GOAL
Wherever the word "形式呈现" appears in the entries, copy the whole line.

GIVEN INFORMATION
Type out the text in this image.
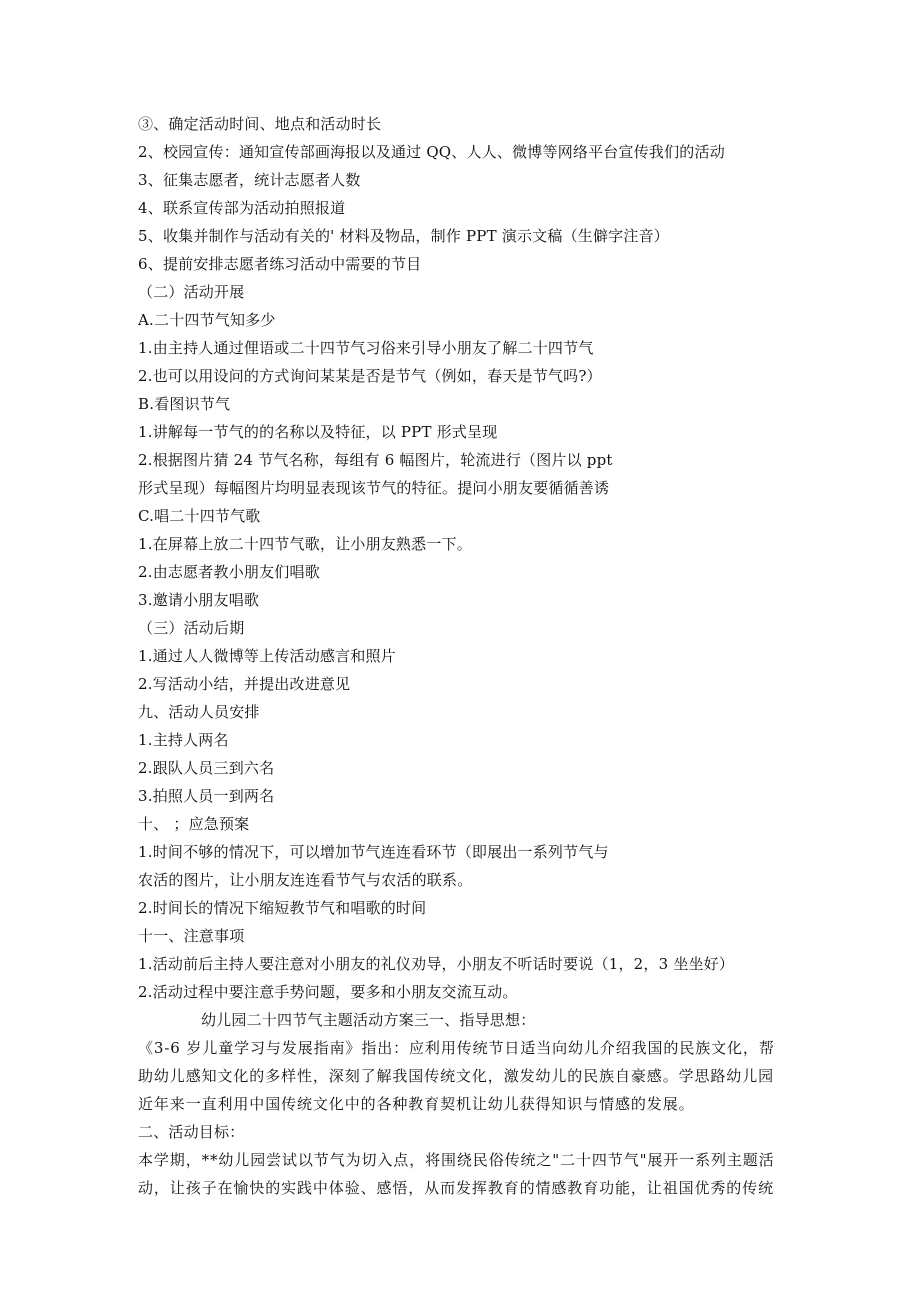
③、确定活动时间、地点和活动时长
2、校园宣传：通知宣传部画海报以及通过 QQ、人人、微博等网络平台宣传我们的活动
3、征集志愿者，统计志愿者人数
4、联系宣传部为活动拍照报道
5、收集并制作与活动有关的' 材料及物品，制作 PPT 演示文稿（生僻字注音）
6、提前安排志愿者练习活动中需要的节目
（二）活动开展
A.二十四节气知多少
1.由主持人通过俚语或二十四节气习俗来引导小朋友了解二十四节气
2.也可以用设问的方式询问某某是否是节气（例如，春天是节气吗?）
B.看图识节气
1.讲解每一节气的的名称以及特征，以 PPT 形式呈现
2.根据图片猜 24 节气名称，每组有 6 幅图片，轮流进行（图片以 ppt
形式呈现）每幅图片均明显表现该节气的特征。提问小朋友要循循善诱
C.唱二十四节气歌
1.在屏幕上放二十四节气歌，让小朋友熟悉一下。
2.由志愿者教小朋友们唱歌
3.邀请小朋友唱歌
（三）活动后期
1.通过人人微博等上传活动感言和照片
2.写活动小结，并提出改进意见
九、活动人员安排
1.主持人两名
2.跟队人员三到六名
3.拍照人员一到两名
十、 ；应急预案
1.时间不够的情况下，可以增加节气连连看环节（即展出一系列节气与
农活的图片，让小朋友连连看节气与农活的联系。
2.时间长的情况下缩短教节气和唱歌的时间
十一、注意事项
1.活动前后主持人要注意对小朋友的礼仪劝导，小朋友不听话时要说（1，2，3 坐坐好）
2.活动过程中要注意手势问题，要多和小朋友交流互动。
幼儿园二十四节气主题活动方案三一、指导思想：
《3-6 岁儿童学习与发展指南》指出：应利用传统节日适当向幼儿介绍我国的民族文化，帮
助幼儿感知文化的多样性，深刻了解我国传统文化，激发幼儿的民族自豪感。学思路幼儿园
近年来一直利用中国传统文化中的各种教育契机让幼儿获得知识与情感的发展。
二、活动目标：
本学期，**幼儿园尝试以节气为切入点，将围绕民俗传统之"二十四节气"展开一系列主题活
动，让孩子在愉快的实践中体验、感悟，从而发挥教育的情感教育功能，让祖国优秀的传统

FINISHED TASK
1.讲解每一节气的的名称以及特征，以 PPT 形式呈现
形式呈现）每幅图片均明显表现该节气的特征。提问小朋友要循循善诱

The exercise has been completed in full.